■ JOB:
In the copy, include every entry exactly but none of the images.

■ DATASET:

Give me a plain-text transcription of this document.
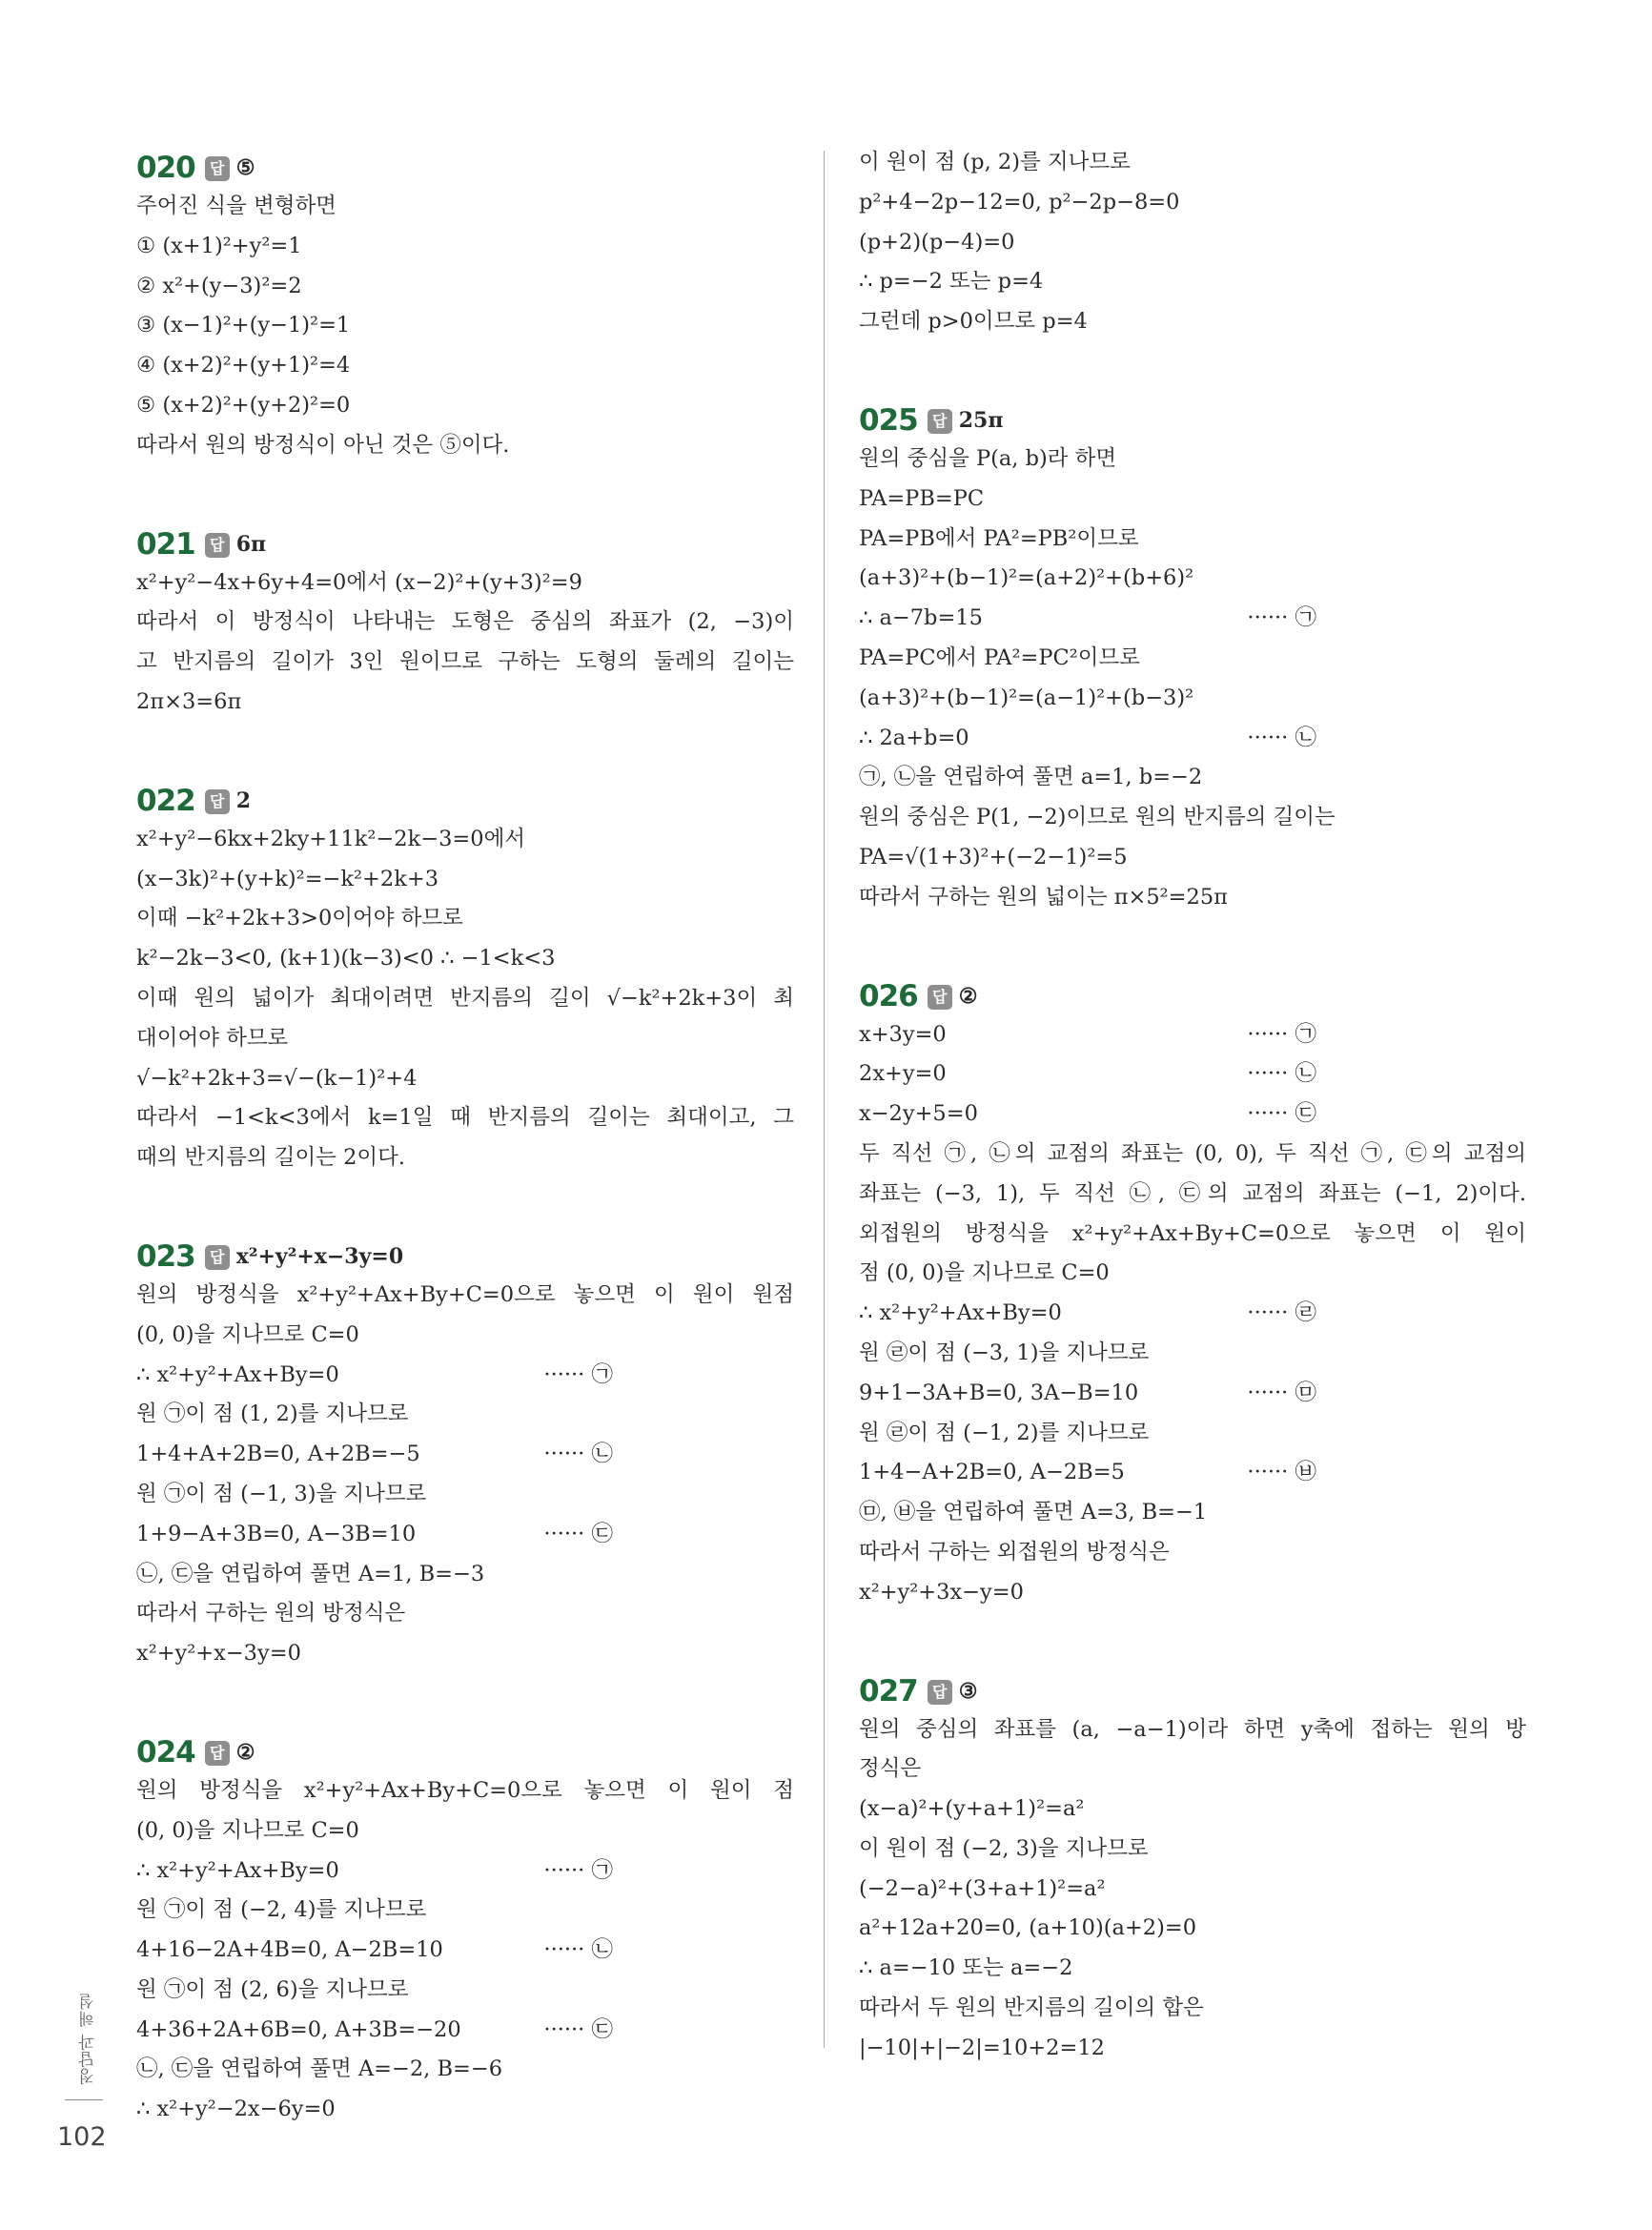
020 답 ⑤
주어진 식을 변형하면
① (x+1)²+y²=1
② x²+(y−3)²=2
③ (x−1)²+(y−1)²=1
④ (x+2)²+(y+1)²=4
⑤ (x+2)²+(y+2)²=0
따라서 원의 방정식이 아닌 것은 ⑤이다.
021 답 6π
x²+y²−4x+6y+4=0에서 (x−2)²+(y+3)²=9
따라서 이 방정식이 나타내는 도형은 중심의 좌표가 (2, −3)이
고 반지름의 길이가 3인 원이므로 구하는 도형의 둘레의 길이는
2π×3=6π
022 답 2
x²+y²−6kx+2ky+11k²−2k−3=0에서
(x−3k)²+(y+k)²=−k²+2k+3
이때 −k²+2k+3>0이어야 하므로
k²−2k−3<0, (k+1)(k−3)<0 ∴ −1<k<3
이때 원의 넓이가 최대이려면 반지름의 길이 √−k²+2k+3이 최
대이어야 하므로
√−k²+2k+3=√−(k−1)²+4
따라서 −1<k<3에서 k=1일 때 반지름의 길이는 최대이고, 그
때의 반지름의 길이는 2이다.
023 답 x²+y²+x−3y=0
원의 방정식을 x²+y²+Ax+By+C=0으로 놓으면 이 원이 원점
(0, 0)을 지나므로 C=0
∴ x²+y²+Ax+By=0	······ ㉠
원 ㉠이 점 (1, 2)를 지나므로
1+4+A+2B=0, A+2B=−5	······ ㉡
원 ㉠이 점 (−1, 3)을 지나므로
1+9−A+3B=0, A−3B=10	······ ㉢
㉡, ㉢을 연립하여 풀면 A=1, B=−3
따라서 구하는 원의 방정식은
x²+y²+x−3y=0
024 답 ②
원의 방정식을 x²+y²+Ax+By+C=0으로 놓으면 이 원이 점
(0, 0)을 지나므로 C=0
∴ x²+y²+Ax+By=0	······ ㉠
원 ㉠이 점 (−2, 4)를 지나므로
4+16−2A+4B=0, A−2B=10	······ ㉡
원 ㉠이 점 (2, 6)을 지나므로
4+36+2A+6B=0, A+3B=−20	······ ㉢
㉡, ㉢을 연립하여 풀면 A=−2, B=−6
∴ x²+y²−2x−6y=0
이 원이 점 (p, 2)를 지나므로
p²+4−2p−12=0, p²−2p−8=0
(p+2)(p−4)=0
∴ p=−2 또는 p=4
그런데 p>0이므로 p=4
025 답 25π
원의 중심을 P(a, b)라 하면
PA=PB=PC
PA=PB에서 PA²=PB²이므로
(a+3)²+(b−1)²=(a+2)²+(b+6)²
∴ a−7b=15	······ ㉠
PA=PC에서 PA²=PC²이므로
(a+3)²+(b−1)²=(a−1)²+(b−3)²
∴ 2a+b=0	······ ㉡
㉠, ㉡을 연립하여 풀면 a=1, b=−2
원의 중심은 P(1, −2)이므로 원의 반지름의 길이는
PA=√(1+3)²+(−2−1)²=5
따라서 구하는 원의 넓이는 π×5²=25π
026 답 ②
x+3y=0	······ ㉠
2x+y=0	······ ㉡
x−2y+5=0	······ ㉢
두 직선 ㉠, ㉡의 교점의 좌표는 (0, 0), 두 직선 ㉠, ㉢의 교점의
좌표는 (−3, 1), 두 직선 ㉡, ㉢의 교점의 좌표는 (−1, 2)이다.
외접원의 방정식을 x²+y²+Ax+By+C=0으로 놓으면 이 원이
점 (0, 0)을 지나므로 C=0
∴ x²+y²+Ax+By=0	······ ㉣
원 ㉣이 점 (−3, 1)을 지나므로
9+1−3A+B=0, 3A−B=10	······ ㉤
원 ㉣이 점 (−1, 2)를 지나므로
1+4−A+2B=0, A−2B=5	······ ㉥
㉤, ㉥을 연립하여 풀면 A=3, B=−1
따라서 구하는 외접원의 방정식은
x²+y²+3x−y=0
027 답 ③
원의 중심의 좌표를 (a, −a−1)이라 하면 y축에 접하는 원의 방
정식은
(x−a)²+(y+a+1)²=a²
이 원이 점 (−2, 3)을 지나므로
(−2−a)²+(3+a+1)²=a²
a²+12a+20=0, (a+10)(a+2)=0
∴ a=−10 또는 a=−2
따라서 두 원의 반지름의 길이의 합은
|−10|+|−2|=10+2=12
정답과 해설
102
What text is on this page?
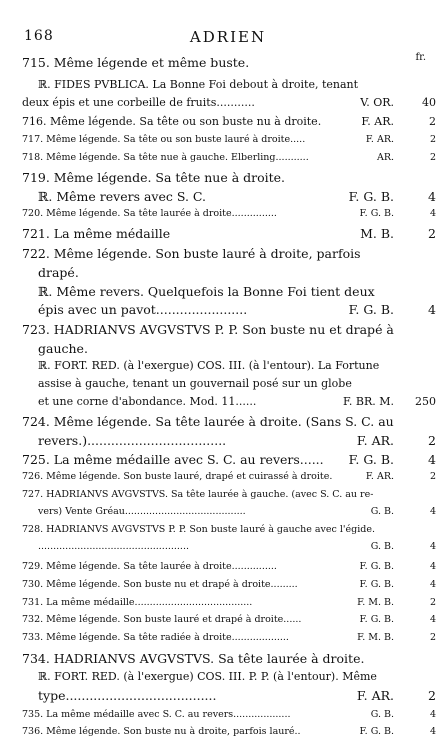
168	ADRIEN
fr.
715. Même légende et même buste.
ℝ. FIDES PVBLICA. La Bonne Foi debout à droite, tenant
deux épis et une corbeille de fruits...........	V. OR.	40
716. Même légende. Sa tête ou son buste nu à droite.	F. AR.	2
717. Même légende. Sa tête ou son buste lauré à droite.....	F. AR.	2
718. Même légende. Sa tête nue à gauche. Elberling...........	AR.	2
719. Même légende. Sa tête nue à droite.
ℝ. Même revers avec S. C.	F. G. B.	4
720. Même légende. Sa tête laurée à droite...............	F. G. B.	4
721. La même médaille	M. B.	2
722. Même légende. Son buste lauré à droite, parfois
drapé.
ℝ. Même revers. Quelquefois la Bonne Foi tient deux
épis avec un pavot.......................	F. G. B.	4
723. HADRIANVS AVGVSTVS P. P. Son buste nu et drapé à
gauche.
ℝ. FORT. RED. (à l'exergue) COS. III. (à l'entour). La Fortune
assise à gauche, tenant un gouvernail posé sur un globe
et une corne d'abondance. Mod. 11......	F. BR. M.	250
724. Même légende. Sa tête laurée à droite. (Sans S. C. au
revers.)...................................	F. AR.	2
725. La même médaille avec S. C. au revers...... F. G. B.	4
726. Même légende. Son buste lauré, drapé et cuirassé à droite.	F. AR.	2
727. HADRIANVS AVGVSTVS. Sa tête laurée à gauche. (avec S. C. au re-
vers) Vente Gréau........................................	G. B.	4
728. HADRIANVS AVGVSTVS P. P. Son buste lauré à gauche avec l'égide.
..................................................	G. B.	4
729. Même légende. Sa tête laurée à droite...............	F. G. B.	4
730. Même légende. Son buste nu et drapé à droite.........	F. G. B.	4
731. La même médaille.......................................	F. M. B.	2
732. Même légende. Son buste lauré et drapé à droite......	F. G. B.	4
733. Même légende. Sa tête radiée à droite...................	F. M. B.	2
734. HADRIANVS AVGVSTVS. Sa tête laurée à droite.
ℝ. FORT. RED. (à l'exergue) COS. III. P. P. (à l'entour). Même
type......................................	F. AR.	2
735. La même médaille avec S. C. au revers...................	G. B.	4
736. Même légende. Son buste nu à droite, parfois lauré..	F. G. B.	4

■ REPLY TO THE TASK:
Give me a plain-text transcription of this document.
020 답 ⑤
주어진 식을 변형하면
① (x+1)²+y²=1
② x²+(y−3)²=2
③ (x−1)²+(y−1)²=1
④ (x+2)²+(y+1)²=4
⑤ (x+2)²+(y+2)²=0
따라서 원의 방정식이 아닌 것은 ⑤이다.
021 답 6π
x²+y²−4x+6y+4=0에서 (x−2)²+(y+3)²=9
따라서 이 방정식이 나타내는 도형은 중심의 좌표가 (2, −3)이
고 반지름의 길이가 3인 원이므로 구하는 도형의 둘레의 길이는
2π×3=6π
022 답 2
x²+y²−6kx+2ky+11k²−2k−3=0에서
(x−3k)²+(y+k)²=−k²+2k+3
이때 −k²+2k+3>0이어야 하므로
k²−2k−3<0, (k+1)(k−3)<0 ∴ −1<k<3
이때 원의 넓이가 최대이려면 반지름의 길이 √−k²+2k+3이 최
대이어야 하므로
√−k²+2k+3=√−(k−1)²+4
따라서 −1<k<3에서 k=1일 때 반지름의 길이는 최대이고, 그
때의 반지름의 길이는 2이다.
023 답 x²+y²+x−3y=0
원의 방정식을 x²+y²+Ax+By+C=0으로 놓으면 이 원이 원점
(0, 0)을 지나므로 C=0
∴ x²+y²+Ax+By=0	······ ㉠
원 ㉠이 점 (1, 2)를 지나므로
1+4+A+2B=0, A+2B=−5	······ ㉡
원 ㉠이 점 (−1, 3)을 지나므로
1+9−A+3B=0, A−3B=10	······ ㉢
㉡, ㉢을 연립하여 풀면 A=1, B=−3
따라서 구하는 원의 방정식은
x²+y²+x−3y=0
024 답 ②
원의 방정식을 x²+y²+Ax+By+C=0으로 놓으면 이 원이 점
(0, 0)을 지나므로 C=0
∴ x²+y²+Ax+By=0	······ ㉠
원 ㉠이 점 (−2, 4)를 지나므로
4+16−2A+4B=0, A−2B=10	······ ㉡
원 ㉠이 점 (2, 6)을 지나므로
4+36+2A+6B=0, A+3B=−20	······ ㉢
㉡, ㉢을 연립하여 풀면 A=−2, B=−6
∴ x²+y²−2x−6y=0
이 원이 점 (p, 2)를 지나므로
p²+4−2p−12=0, p²−2p−8=0
(p+2)(p−4)=0
∴ p=−2 또는 p=4
그런데 p>0이므로 p=4
025 답 25π
원의 중심을 P(a, b)라 하면
PA=PB=PC
PA=PB에서 PA²=PB²이므로
(a+3)²+(b−1)²=(a+2)²+(b+6)²
∴ a−7b=15	······ ㉠
PA=PC에서 PA²=PC²이므로
(a+3)²+(b−1)²=(a−1)²+(b−3)²
∴ 2a+b=0	······ ㉡
㉠, ㉡을 연립하여 풀면 a=1, b=−2
원의 중심은 P(1, −2)이므로 원의 반지름의 길이는
PA=√(1+3)²+(−2−1)²=5
따라서 구하는 원의 넓이는 π×5²=25π
026 답 ②
x+3y=0	······ ㉠
2x+y=0	······ ㉡
x−2y+5=0	······ ㉢
두 직선 ㉠, ㉡의 교점의 좌표는 (0, 0), 두 직선 ㉠, ㉢의 교점의
좌표는 (−3, 1), 두 직선 ㉡, ㉢의 교점의 좌표는 (−1, 2)이다.
외접원의 방정식을 x²+y²+Ax+By+C=0으로 놓으면 이 원이
점 (0, 0)을 지나므로 C=0
∴ x²+y²+Ax+By=0	······ ㉣
원 ㉣이 점 (−3, 1)을 지나므로
9+1−3A+B=0, 3A−B=10	······ ㉤
원 ㉣이 점 (−1, 2)를 지나므로
1+4−A+2B=0, A−2B=5	······ ㉥
㉤, ㉥을 연립하여 풀면 A=3, B=−1
따라서 구하는 외접원의 방정식은
x²+y²+3x−y=0
027 답 ③
원의 중심의 좌표를 (a, −a−1)이라 하면 y축에 접하는 원의 방
정식은
(x−a)²+(y+a+1)²=a²
이 원이 점 (−2, 3)을 지나므로
(−2−a)²+(3+a+1)²=a²
a²+12a+20=0, (a+10)(a+2)=0
∴ a=−10 또는 a=−2
따라서 두 원의 반지름의 길이의 합은
|−10|+|−2|=10+2=12
정답과 해설
102
What text is on this page?
168	ADRIEN
fr.
715. Même légende et même buste.
ℝ. FIDES PVBLICA. La Bonne Foi debout à droite, tenant
deux épis et une corbeille de fruits...........	V. OR.	40
716. Même légende. Sa tête ou son buste nu à droite.	F. AR.	2
717. Même légende. Sa tête ou son buste lauré à droite.....	F. AR.	2
718. Même légende. Sa tête nue à gauche. Elberling...........	AR.	2
719. Même légende. Sa tête nue à droite.
ℝ. Même revers avec S. C.	F. G. B.	4
720. Même légende. Sa tête laurée à droite...............	F. G. B.	4
721. La même médaille	M. B.	2
722. Même légende. Son buste lauré à droite, parfois
drapé.
ℝ. Même revers. Quelquefois la Bonne Foi tient deux
épis avec un pavot.......................	F. G. B.	4
723. HADRIANVS AVGVSTVS P. P. Son buste nu et drapé à
gauche.
ℝ. FORT. RED. (à l'exergue) COS. III. (à l'entour). La Fortune
assise à gauche, tenant un gouvernail posé sur un globe
et une corne d'abondance. Mod. 11......	F. BR. M.	250
724. Même légende. Sa tête laurée à droite. (Sans S. C. au
revers.)...................................	F. AR.	2
725. La même médaille avec S. C. au revers...... F. G. B.	4
726. Même légende. Son buste lauré, drapé et cuirassé à droite.	F. AR.	2
727. HADRIANVS AVGVSTVS. Sa tête laurée à gauche. (avec S. C. au re-
vers) Vente Gréau........................................	G. B.	4
728. HADRIANVS AVGVSTVS P. P. Son buste lauré à gauche avec l'égide.
..................................................	G. B.	4
729. Même légende. Sa tête laurée à droite...............	F. G. B.	4
730. Même légende. Son buste nu et drapé à droite.........	F. G. B.	4
731. La même médaille.......................................	F. M. B.	2
732. Même légende. Son buste lauré et drapé à droite......	F. G. B.	4
733. Même légende. Sa tête radiée à droite...................	F. M. B.	2
734. HADRIANVS AVGVSTVS. Sa tête laurée à droite.
ℝ. FORT. RED. (à l'exergue) COS. III. P. P. (à l'entour). Même
type......................................	F. AR.	2
735. La même médaille avec S. C. au revers...................	G. B.	4
736. Même légende. Son buste nu à droite, parfois lauré..	F. G. B.	4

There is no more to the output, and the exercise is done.